_STATED GOAL_. The data below should be restated word for word, with every picture omitted.

-- start DATA EXTRACT --

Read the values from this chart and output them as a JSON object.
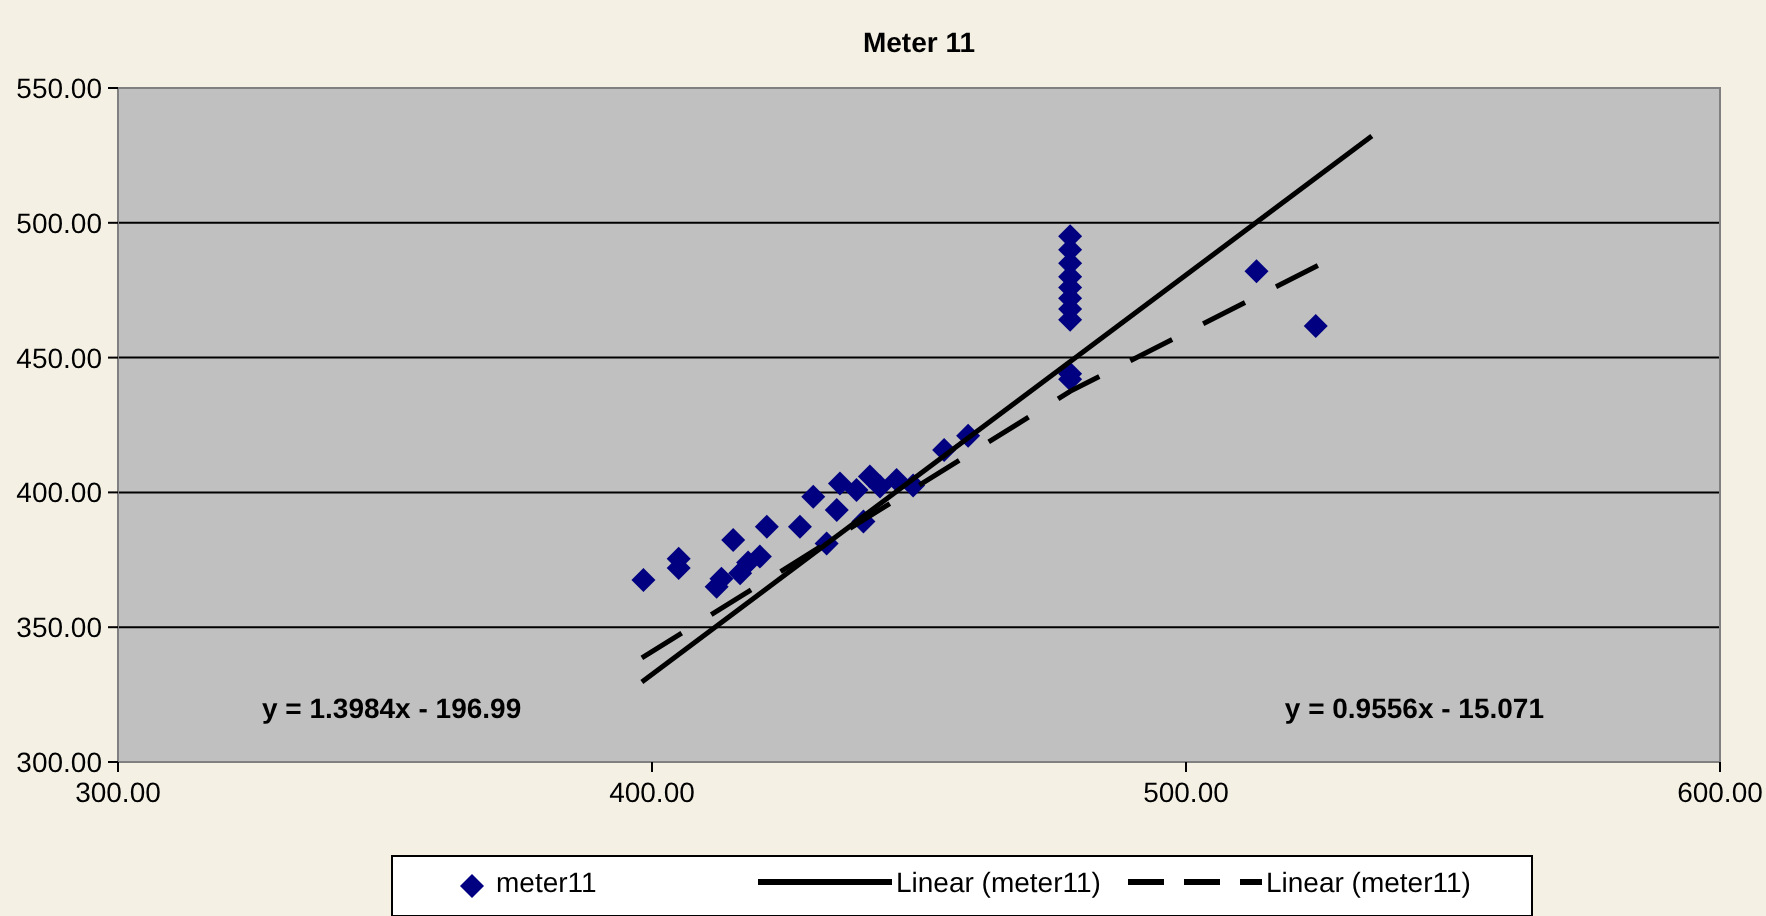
{
  "chart_data": {
    "type": "scatter",
    "title": "Meter 11",
    "xlim": [
      300,
      600
    ],
    "ylim": [
      300,
      550
    ],
    "xticks": [
      {
        "value": 300,
        "label": "300.00"
      },
      {
        "value": 400,
        "label": "400.00"
      },
      {
        "value": 500,
        "label": "500.00"
      },
      {
        "value": 600,
        "label": "600.00"
      }
    ],
    "yticks": [
      {
        "value": 300,
        "label": "300.00"
      },
      {
        "value": 350,
        "label": "350.00"
      },
      {
        "value": 400,
        "label": "400.00"
      },
      {
        "value": 450,
        "label": "450.00"
      },
      {
        "value": 500,
        "label": "500.00"
      },
      {
        "value": 550,
        "label": "550.00"
      }
    ],
    "grid": "y",
    "legend": "bottom",
    "annotations": [
      "y = 1.3984x - 196.99",
      "y = 0.9556x - 15.071"
    ],
    "series": [
      {
        "name": "meter11",
        "marker": "diamond",
        "color": "#000080",
        "x": [
          398.4,
          405,
          405,
          412.1,
          413,
          415.2,
          416.5,
          418,
          420.2,
          421.5,
          427.7,
          430.2,
          432.7,
          434.6,
          435.2,
          438.3,
          439.6,
          440.8,
          442.7,
          445.8,
          448.9,
          454.7,
          459.2,
          478.3,
          478.3,
          478.3,
          478.3,
          478.3,
          478.3,
          478.3,
          478.3,
          478.3,
          478.3,
          513.2,
          524.3
        ],
        "values": [
          367.5,
          375.4,
          372,
          365,
          368,
          382.3,
          370,
          374,
          376.2,
          387.3,
          387.3,
          398.4,
          381,
          393.5,
          403.3,
          400.9,
          389.2,
          405.9,
          402.2,
          404.6,
          402.6,
          415.7,
          421,
          495,
          490,
          485,
          480,
          476,
          472,
          468,
          464,
          444,
          442,
          482,
          461.7
        ]
      },
      {
        "name": "Linear (meter11)",
        "type": "line",
        "line_style": "solid",
        "color": "#000000",
        "x": [
          398.1,
          534.8
        ],
        "values": [
          329.7,
          532.2
        ]
      },
      {
        "name": "Linear (meter11)",
        "type": "line",
        "line_style": "dashed",
        "color": "#000000",
        "x": [
          398.1,
          478.3,
          524.7
        ],
        "values": [
          338.6,
          437.5,
          484.2
        ]
      }
    ]
  }
}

-- end DATA EXTRACT --

_TASK RESULT_.
Read the values from this chart and output them as a JSON object.
{
  "chart_data": {
    "type": "scatter",
    "title": "Meter 11",
    "xlim": [
      300,
      600
    ],
    "ylim": [
      300,
      550
    ],
    "xticks": [
      {
        "value": 300,
        "label": "300.00"
      },
      {
        "value": 400,
        "label": "400.00"
      },
      {
        "value": 500,
        "label": "500.00"
      },
      {
        "value": 600,
        "label": "600.00"
      }
    ],
    "yticks": [
      {
        "value": 300,
        "label": "300.00"
      },
      {
        "value": 350,
        "label": "350.00"
      },
      {
        "value": 400,
        "label": "400.00"
      },
      {
        "value": 450,
        "label": "450.00"
      },
      {
        "value": 500,
        "label": "500.00"
      },
      {
        "value": 550,
        "label": "550.00"
      }
    ],
    "grid": "y",
    "legend": "bottom",
    "annotations": [
      "y = 1.3984x - 196.99",
      "y = 0.9556x - 15.071"
    ],
    "series": [
      {
        "name": "meter11",
        "marker": "diamond",
        "color": "#000080",
        "x": [
          398.4,
          405,
          405,
          412.1,
          413,
          415.2,
          416.5,
          418,
          420.2,
          421.5,
          427.7,
          430.2,
          432.7,
          434.6,
          435.2,
          438.3,
          439.6,
          440.8,
          442.7,
          445.8,
          448.9,
          454.7,
          459.2,
          478.3,
          478.3,
          478.3,
          478.3,
          478.3,
          478.3,
          478.3,
          478.3,
          478.3,
          478.3,
          513.2,
          524.3
        ],
        "values": [
          367.5,
          375.4,
          372,
          365,
          368,
          382.3,
          370,
          374,
          376.2,
          387.3,
          387.3,
          398.4,
          381,
          393.5,
          403.3,
          400.9,
          389.2,
          405.9,
          402.2,
          404.6,
          402.6,
          415.7,
          421,
          495,
          490,
          485,
          480,
          476,
          472,
          468,
          464,
          444,
          442,
          482,
          461.7
        ]
      },
      {
        "name": "Linear (meter11)",
        "type": "line",
        "line_style": "solid",
        "color": "#000000",
        "x": [
          398.1,
          534.8
        ],
        "values": [
          329.7,
          532.2
        ]
      },
      {
        "name": "Linear (meter11)",
        "type": "line",
        "line_style": "dashed",
        "color": "#000000",
        "x": [
          398.1,
          478.3,
          524.7
        ],
        "values": [
          338.6,
          437.5,
          484.2
        ]
      }
    ]
  }
}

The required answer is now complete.